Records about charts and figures

■ ■ ■ ■ ■ ■ ■

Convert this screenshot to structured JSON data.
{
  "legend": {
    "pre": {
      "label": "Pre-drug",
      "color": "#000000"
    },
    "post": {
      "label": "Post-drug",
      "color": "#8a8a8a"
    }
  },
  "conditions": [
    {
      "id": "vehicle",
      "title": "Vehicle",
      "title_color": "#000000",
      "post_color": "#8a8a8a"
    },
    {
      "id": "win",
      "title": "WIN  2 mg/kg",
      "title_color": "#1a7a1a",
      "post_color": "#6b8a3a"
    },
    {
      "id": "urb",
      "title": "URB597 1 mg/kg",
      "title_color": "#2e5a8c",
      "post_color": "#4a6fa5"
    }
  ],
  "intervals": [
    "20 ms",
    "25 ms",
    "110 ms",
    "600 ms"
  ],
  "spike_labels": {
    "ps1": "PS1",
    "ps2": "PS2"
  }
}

■ ■ ■ ■ ■ ■ ■

Reproduce the data, keeping every line exactly the same.

Exercise result:
Convert this screenshot to structured JSON data.
{
  "legend": {
    "pre": {
      "label": "Pre-drug",
      "color": "#000000"
    },
    "post": {
      "label": "Post-drug",
      "color": "#8a8a8a"
    }
  },
  "conditions": [
    {
      "id": "vehicle",
      "title": "Vehicle",
      "title_color": "#000000",
      "post_color": "#8a8a8a"
    },
    {
      "id": "win",
      "title": "WIN  2 mg/kg",
      "title_color": "#1a7a1a",
      "post_color": "#6b8a3a"
    },
    {
      "id": "urb",
      "title": "URB597 1 mg/kg",
      "title_color": "#2e5a8c",
      "post_color": "#4a6fa5"
    }
  ],
  "intervals": [
    "20 ms",
    "25 ms",
    "110 ms",
    "600 ms"
  ],
  "spike_labels": {
    "ps1": "PS1",
    "ps2": "PS2"
  }
}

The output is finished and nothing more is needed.